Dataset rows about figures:
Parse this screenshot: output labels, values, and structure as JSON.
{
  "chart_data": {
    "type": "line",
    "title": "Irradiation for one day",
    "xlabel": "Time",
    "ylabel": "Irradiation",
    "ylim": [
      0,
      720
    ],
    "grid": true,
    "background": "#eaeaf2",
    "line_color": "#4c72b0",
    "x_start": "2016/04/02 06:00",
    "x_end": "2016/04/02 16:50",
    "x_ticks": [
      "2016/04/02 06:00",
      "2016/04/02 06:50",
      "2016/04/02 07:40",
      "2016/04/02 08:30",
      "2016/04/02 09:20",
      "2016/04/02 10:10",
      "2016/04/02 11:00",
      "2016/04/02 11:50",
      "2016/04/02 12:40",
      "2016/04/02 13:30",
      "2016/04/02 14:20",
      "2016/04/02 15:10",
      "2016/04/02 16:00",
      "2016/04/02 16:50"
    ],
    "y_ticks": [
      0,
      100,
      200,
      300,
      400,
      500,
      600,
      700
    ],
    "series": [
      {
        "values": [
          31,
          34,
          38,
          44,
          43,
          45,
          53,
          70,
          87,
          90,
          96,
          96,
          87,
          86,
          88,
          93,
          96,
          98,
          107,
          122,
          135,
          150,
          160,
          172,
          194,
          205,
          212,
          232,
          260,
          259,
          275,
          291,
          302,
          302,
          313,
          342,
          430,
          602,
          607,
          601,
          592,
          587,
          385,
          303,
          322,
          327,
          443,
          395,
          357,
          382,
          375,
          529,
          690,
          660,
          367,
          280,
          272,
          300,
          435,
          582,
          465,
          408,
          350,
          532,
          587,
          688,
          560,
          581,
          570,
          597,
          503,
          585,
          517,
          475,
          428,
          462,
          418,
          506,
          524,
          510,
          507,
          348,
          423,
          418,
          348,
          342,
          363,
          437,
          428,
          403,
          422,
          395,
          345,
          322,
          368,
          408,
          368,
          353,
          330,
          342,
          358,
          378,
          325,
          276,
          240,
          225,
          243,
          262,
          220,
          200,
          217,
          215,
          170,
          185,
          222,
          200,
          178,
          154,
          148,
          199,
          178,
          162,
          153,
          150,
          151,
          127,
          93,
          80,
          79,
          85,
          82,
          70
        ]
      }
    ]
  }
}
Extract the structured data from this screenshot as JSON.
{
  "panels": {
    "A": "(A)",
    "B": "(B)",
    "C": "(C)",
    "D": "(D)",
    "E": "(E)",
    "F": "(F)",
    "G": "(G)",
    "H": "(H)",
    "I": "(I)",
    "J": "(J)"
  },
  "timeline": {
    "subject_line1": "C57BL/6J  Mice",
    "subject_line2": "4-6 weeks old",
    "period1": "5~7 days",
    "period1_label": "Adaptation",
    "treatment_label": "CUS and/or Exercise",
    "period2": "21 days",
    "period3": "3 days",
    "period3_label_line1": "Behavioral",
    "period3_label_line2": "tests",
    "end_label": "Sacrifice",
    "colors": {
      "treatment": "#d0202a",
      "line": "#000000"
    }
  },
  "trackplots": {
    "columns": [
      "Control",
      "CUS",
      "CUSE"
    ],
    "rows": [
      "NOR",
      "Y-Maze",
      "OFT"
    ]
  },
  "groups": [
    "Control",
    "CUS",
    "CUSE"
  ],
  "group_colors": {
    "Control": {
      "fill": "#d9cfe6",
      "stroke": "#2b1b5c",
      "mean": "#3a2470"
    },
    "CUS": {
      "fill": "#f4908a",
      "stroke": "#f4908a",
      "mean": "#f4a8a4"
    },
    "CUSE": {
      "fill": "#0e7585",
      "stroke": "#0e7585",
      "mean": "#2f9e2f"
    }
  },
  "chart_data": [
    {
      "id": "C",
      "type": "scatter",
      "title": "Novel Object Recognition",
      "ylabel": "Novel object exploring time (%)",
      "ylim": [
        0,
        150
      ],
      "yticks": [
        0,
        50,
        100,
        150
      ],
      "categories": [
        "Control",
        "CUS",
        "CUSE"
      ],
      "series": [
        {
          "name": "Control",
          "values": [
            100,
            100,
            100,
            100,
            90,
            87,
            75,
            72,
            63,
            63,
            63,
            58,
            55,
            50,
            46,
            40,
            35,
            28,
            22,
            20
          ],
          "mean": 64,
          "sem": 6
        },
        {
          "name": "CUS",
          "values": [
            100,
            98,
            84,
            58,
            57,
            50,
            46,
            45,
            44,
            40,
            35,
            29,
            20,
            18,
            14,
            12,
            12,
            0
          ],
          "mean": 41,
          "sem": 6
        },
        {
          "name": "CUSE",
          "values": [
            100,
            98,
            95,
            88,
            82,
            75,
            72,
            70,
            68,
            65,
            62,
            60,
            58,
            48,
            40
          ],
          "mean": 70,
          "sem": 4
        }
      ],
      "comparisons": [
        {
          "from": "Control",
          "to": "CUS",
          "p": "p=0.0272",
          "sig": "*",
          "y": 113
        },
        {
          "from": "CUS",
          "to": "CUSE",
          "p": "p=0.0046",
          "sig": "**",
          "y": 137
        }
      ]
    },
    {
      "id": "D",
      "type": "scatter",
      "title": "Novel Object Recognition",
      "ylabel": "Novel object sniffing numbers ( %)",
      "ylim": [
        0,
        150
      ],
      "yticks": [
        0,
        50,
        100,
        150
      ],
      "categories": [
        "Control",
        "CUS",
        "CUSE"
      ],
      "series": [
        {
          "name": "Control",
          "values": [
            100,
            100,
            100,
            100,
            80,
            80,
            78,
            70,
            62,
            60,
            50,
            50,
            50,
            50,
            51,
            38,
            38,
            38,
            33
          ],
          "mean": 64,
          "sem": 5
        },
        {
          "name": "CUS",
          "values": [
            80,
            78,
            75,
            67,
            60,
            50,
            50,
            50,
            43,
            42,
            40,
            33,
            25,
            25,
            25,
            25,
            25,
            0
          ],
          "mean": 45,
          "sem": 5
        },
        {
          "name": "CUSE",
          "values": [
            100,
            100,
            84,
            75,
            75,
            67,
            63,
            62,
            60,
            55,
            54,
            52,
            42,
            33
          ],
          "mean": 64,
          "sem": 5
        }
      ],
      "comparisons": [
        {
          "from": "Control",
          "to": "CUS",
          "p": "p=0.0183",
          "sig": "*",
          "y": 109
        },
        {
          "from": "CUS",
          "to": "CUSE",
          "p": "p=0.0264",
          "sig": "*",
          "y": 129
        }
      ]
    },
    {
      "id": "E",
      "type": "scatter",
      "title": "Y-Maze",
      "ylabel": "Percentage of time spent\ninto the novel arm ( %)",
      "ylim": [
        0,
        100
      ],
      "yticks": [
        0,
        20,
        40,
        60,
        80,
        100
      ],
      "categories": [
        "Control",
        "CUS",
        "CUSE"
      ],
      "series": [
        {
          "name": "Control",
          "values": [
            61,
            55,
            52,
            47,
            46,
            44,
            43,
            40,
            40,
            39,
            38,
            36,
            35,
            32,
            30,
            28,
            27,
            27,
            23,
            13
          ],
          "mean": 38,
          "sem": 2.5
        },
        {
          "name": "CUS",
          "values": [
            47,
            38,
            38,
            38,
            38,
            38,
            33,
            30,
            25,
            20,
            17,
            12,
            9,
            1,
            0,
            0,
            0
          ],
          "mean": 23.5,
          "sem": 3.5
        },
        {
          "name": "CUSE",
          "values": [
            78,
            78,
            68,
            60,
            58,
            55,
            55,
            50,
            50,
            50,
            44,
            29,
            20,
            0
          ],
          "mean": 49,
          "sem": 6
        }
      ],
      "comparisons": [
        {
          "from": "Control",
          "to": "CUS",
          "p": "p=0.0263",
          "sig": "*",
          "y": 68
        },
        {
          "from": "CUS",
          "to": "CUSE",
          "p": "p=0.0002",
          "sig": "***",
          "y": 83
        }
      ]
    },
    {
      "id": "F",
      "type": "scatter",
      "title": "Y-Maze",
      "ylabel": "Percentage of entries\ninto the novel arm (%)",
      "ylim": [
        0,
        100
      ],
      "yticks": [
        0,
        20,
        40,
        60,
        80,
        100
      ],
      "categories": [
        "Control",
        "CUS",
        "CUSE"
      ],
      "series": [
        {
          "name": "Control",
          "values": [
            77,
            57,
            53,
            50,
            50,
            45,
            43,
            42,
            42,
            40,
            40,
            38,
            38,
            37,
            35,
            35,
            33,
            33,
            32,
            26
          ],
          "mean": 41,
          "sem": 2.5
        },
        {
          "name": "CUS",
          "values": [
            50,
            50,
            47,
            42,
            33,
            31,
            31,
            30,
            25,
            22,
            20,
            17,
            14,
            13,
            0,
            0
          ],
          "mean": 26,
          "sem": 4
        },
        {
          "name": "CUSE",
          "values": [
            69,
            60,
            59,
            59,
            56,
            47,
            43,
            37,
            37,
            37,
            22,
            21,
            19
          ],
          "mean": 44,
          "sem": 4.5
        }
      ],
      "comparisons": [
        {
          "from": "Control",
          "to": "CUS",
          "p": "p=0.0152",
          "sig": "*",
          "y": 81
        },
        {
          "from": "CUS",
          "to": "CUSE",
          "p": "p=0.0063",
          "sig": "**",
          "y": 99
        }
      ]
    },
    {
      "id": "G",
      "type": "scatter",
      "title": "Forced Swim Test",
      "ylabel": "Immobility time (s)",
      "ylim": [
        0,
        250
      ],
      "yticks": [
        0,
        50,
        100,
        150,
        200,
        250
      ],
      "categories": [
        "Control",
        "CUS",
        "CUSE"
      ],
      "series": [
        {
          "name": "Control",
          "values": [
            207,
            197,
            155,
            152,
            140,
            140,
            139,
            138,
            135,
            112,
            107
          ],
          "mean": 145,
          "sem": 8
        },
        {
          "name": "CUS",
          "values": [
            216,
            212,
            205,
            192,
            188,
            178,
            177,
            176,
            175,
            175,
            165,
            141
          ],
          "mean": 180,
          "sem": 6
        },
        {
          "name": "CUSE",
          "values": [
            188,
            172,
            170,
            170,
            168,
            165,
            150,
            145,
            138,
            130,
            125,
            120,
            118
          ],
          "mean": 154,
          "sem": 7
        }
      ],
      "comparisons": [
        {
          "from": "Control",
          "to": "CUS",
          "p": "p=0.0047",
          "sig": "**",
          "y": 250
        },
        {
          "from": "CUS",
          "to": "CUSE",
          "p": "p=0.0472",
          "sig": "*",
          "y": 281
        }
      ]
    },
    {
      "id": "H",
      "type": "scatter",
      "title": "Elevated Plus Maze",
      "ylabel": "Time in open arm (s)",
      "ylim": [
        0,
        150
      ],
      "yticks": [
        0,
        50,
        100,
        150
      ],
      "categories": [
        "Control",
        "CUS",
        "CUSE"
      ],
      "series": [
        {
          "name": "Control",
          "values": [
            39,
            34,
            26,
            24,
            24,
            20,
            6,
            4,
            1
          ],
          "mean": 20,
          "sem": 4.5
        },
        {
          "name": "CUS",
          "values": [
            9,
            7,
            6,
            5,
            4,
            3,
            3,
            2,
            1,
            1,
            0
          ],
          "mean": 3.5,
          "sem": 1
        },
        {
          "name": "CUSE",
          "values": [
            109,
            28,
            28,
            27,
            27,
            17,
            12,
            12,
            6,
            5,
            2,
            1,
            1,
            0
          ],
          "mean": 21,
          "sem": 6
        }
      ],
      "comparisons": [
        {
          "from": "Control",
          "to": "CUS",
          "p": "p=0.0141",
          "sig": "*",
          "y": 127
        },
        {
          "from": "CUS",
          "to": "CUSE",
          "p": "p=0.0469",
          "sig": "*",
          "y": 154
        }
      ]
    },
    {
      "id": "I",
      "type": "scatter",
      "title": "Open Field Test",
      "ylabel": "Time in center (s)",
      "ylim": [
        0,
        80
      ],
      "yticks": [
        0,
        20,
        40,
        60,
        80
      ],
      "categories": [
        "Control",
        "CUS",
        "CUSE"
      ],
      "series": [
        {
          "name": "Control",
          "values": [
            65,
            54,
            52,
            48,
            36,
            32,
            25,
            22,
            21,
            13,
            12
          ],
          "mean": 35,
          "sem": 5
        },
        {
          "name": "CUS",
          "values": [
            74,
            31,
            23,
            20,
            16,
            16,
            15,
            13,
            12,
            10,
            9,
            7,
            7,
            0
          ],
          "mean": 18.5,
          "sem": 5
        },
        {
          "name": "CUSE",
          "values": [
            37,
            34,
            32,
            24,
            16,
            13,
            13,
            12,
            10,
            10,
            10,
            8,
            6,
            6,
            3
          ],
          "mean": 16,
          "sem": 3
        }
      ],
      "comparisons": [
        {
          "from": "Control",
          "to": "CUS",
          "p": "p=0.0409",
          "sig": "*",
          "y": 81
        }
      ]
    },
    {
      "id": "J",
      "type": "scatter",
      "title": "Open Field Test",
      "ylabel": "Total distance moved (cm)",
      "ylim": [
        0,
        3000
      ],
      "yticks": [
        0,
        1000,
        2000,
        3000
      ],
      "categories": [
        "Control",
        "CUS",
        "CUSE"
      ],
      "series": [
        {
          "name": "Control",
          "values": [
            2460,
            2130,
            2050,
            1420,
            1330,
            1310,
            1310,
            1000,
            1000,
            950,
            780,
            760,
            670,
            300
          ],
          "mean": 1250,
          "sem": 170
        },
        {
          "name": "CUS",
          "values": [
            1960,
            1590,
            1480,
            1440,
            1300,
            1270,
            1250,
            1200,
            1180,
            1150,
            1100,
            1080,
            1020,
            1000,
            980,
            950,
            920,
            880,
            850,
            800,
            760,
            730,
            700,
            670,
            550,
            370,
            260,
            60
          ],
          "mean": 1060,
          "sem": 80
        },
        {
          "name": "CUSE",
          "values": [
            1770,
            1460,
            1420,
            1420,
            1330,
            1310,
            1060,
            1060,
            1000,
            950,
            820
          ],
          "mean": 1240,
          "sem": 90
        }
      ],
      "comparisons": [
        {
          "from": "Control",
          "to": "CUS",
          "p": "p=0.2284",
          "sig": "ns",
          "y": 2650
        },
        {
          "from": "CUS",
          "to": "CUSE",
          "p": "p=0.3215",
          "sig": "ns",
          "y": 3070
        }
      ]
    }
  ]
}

◆ **Short problem**
Return every line above that contains the word "Percentage".

◆ **Result of this task**
      "ylabel": "Percentage of time spent\ninto the novel arm ( %)",
      "ylabel": "Percentage of entries\ninto the novel arm (%)",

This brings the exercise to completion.